## Goal of the exercise
Note how many lines contain "style" and give that number, with nothing else.

>>>>>

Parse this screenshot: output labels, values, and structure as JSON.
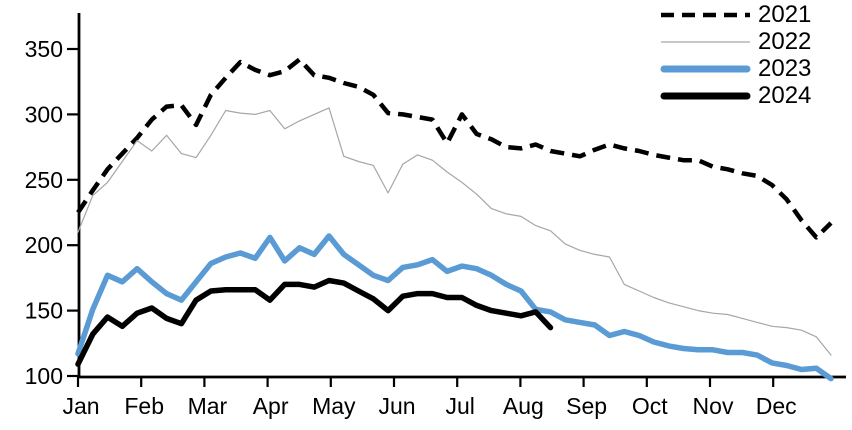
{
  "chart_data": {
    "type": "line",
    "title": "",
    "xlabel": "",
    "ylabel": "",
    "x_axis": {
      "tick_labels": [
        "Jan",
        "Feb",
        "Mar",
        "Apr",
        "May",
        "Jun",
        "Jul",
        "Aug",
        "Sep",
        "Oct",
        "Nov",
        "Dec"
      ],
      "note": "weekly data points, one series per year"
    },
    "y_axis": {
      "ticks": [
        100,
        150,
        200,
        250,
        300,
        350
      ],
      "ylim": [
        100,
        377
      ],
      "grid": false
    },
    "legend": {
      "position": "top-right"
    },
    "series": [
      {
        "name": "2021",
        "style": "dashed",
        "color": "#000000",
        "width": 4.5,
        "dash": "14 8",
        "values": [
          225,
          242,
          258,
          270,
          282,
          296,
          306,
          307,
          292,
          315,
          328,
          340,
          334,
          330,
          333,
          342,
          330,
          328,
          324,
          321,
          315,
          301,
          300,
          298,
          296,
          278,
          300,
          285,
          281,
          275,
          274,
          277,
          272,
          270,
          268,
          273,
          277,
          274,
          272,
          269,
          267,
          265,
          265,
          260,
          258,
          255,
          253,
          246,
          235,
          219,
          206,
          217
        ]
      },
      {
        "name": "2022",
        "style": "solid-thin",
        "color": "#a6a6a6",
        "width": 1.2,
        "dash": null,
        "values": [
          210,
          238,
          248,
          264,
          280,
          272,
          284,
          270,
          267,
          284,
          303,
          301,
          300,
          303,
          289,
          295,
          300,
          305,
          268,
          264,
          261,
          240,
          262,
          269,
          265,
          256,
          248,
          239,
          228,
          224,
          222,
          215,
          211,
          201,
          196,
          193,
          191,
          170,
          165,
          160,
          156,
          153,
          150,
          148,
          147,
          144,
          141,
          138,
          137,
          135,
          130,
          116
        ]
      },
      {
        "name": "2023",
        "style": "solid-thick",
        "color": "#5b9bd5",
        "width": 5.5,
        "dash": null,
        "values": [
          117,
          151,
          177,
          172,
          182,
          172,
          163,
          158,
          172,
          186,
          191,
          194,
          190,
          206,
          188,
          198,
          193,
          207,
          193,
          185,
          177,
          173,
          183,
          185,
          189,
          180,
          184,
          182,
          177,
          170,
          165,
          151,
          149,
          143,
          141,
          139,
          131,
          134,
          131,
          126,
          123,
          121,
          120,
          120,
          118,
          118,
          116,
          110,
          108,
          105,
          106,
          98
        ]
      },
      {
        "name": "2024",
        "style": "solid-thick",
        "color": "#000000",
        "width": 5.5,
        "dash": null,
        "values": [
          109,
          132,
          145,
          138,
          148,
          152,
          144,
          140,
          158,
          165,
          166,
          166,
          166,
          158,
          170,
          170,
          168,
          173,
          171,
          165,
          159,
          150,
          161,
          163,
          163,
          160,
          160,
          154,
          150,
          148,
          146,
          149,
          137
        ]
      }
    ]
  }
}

<<<<<

## Written reply
4